▶ **TASK DIRECTIONS**
Go through the listing and return every line with "Arte" in it.

▶ **LISTED ENTRIES**
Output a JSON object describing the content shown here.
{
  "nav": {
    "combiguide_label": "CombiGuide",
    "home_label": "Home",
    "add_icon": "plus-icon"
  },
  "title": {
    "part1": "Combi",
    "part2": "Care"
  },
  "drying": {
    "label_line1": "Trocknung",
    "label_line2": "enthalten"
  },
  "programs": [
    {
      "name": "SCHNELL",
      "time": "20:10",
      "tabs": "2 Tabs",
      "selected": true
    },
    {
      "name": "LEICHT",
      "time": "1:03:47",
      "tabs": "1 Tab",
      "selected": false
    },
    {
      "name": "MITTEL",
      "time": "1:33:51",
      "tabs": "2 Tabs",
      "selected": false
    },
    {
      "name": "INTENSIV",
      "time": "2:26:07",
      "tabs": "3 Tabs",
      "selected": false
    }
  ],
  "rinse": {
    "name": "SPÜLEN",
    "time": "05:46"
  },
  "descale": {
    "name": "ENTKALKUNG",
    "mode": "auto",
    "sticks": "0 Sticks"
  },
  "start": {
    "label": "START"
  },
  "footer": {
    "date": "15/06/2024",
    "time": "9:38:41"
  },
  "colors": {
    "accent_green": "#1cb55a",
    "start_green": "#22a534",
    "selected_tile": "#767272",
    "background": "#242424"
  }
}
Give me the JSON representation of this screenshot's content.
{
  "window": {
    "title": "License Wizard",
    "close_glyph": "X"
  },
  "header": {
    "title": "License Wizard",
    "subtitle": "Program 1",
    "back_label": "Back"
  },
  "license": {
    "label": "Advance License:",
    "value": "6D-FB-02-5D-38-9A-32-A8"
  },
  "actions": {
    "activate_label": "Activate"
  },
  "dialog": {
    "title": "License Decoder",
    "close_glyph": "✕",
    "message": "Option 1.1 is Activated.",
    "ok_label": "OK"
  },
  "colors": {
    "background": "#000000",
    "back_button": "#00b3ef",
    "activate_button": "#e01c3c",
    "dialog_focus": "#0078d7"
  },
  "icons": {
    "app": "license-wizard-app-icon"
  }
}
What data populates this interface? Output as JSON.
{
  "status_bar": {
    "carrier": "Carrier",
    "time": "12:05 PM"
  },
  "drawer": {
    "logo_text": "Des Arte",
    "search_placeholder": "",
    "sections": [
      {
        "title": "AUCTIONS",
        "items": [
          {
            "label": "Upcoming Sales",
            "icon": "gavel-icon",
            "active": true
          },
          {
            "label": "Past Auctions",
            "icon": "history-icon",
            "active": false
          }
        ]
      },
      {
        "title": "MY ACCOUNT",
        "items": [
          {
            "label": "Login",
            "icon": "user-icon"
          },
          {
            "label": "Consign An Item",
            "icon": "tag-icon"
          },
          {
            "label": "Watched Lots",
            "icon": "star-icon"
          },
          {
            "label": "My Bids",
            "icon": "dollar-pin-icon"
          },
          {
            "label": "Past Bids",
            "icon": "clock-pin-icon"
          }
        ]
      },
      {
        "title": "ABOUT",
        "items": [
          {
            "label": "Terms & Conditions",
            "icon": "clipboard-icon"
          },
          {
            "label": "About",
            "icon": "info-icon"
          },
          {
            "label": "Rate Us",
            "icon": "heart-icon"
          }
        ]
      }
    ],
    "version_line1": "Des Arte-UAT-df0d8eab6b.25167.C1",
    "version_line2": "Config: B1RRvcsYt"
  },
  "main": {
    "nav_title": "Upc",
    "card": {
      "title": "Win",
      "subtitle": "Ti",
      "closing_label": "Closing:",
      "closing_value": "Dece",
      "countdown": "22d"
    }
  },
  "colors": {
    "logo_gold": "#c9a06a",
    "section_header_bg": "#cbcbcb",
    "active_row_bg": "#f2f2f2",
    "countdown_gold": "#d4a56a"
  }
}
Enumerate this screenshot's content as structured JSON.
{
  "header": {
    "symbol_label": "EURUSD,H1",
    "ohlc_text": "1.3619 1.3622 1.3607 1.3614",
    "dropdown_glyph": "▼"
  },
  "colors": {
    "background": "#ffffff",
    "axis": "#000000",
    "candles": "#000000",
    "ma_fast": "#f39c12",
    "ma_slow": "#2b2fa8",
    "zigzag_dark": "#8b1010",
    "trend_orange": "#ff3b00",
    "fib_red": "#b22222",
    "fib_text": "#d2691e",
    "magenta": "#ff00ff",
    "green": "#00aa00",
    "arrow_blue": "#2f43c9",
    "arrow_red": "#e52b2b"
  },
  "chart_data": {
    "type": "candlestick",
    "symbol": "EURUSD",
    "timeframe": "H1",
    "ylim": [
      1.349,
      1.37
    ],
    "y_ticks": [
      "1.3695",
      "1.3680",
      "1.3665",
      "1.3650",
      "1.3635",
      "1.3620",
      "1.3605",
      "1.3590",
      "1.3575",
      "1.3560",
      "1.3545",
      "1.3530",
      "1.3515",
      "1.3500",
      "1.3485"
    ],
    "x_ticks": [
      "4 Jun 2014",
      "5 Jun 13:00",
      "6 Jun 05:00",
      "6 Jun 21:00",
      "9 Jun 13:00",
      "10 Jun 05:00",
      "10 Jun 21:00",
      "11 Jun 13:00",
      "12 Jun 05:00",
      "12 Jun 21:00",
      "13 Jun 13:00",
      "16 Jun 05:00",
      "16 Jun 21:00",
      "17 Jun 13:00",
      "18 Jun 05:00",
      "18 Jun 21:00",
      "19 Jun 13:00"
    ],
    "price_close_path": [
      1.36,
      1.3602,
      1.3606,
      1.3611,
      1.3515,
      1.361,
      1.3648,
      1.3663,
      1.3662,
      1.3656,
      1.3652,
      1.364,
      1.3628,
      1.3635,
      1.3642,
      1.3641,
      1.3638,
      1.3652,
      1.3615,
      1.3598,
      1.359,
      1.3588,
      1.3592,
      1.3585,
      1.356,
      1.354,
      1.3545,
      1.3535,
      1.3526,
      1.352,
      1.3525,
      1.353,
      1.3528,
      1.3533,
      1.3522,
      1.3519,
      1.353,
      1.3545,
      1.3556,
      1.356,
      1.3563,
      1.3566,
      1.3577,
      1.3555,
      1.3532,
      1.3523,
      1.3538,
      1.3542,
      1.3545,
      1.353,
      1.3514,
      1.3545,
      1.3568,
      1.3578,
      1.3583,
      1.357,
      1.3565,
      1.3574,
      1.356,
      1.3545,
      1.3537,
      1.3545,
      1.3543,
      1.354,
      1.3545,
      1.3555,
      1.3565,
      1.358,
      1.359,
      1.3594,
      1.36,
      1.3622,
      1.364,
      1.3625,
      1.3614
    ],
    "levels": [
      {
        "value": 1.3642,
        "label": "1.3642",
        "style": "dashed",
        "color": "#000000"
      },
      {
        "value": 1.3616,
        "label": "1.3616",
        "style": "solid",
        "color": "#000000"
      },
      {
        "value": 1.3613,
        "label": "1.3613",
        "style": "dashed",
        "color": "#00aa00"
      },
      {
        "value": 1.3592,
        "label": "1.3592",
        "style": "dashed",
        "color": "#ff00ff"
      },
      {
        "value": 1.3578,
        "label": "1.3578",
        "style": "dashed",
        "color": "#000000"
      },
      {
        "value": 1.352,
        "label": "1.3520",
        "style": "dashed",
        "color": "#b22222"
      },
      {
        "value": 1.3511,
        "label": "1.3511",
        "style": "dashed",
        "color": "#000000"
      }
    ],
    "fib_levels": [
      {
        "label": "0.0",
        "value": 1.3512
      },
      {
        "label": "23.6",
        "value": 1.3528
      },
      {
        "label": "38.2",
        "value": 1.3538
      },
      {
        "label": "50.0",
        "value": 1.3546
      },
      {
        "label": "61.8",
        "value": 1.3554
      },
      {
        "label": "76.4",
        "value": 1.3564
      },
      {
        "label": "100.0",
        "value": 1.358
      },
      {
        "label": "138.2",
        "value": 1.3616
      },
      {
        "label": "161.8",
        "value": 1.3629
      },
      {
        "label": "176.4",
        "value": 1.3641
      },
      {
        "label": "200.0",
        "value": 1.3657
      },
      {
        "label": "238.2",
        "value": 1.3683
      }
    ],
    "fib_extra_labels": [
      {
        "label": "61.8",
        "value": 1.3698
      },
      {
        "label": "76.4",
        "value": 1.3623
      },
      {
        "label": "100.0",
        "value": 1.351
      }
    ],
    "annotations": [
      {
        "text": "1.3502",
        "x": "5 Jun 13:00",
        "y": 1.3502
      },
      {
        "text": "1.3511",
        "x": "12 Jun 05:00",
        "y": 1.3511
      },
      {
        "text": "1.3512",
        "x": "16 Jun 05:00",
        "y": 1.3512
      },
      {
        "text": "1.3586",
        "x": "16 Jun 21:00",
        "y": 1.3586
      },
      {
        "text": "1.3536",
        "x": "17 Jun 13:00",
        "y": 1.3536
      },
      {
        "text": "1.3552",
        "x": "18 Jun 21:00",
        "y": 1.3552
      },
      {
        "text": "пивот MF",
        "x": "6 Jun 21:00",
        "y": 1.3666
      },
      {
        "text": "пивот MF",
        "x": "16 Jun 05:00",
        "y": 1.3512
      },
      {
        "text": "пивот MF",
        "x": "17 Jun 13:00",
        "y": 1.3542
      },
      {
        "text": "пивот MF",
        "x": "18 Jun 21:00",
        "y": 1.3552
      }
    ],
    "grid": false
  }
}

▶ **TASK ANSWER**
    "logo_text": "Des Arte",
    "version_line1": "Des Arte-UAT-df0d8eab6b.25167.C1",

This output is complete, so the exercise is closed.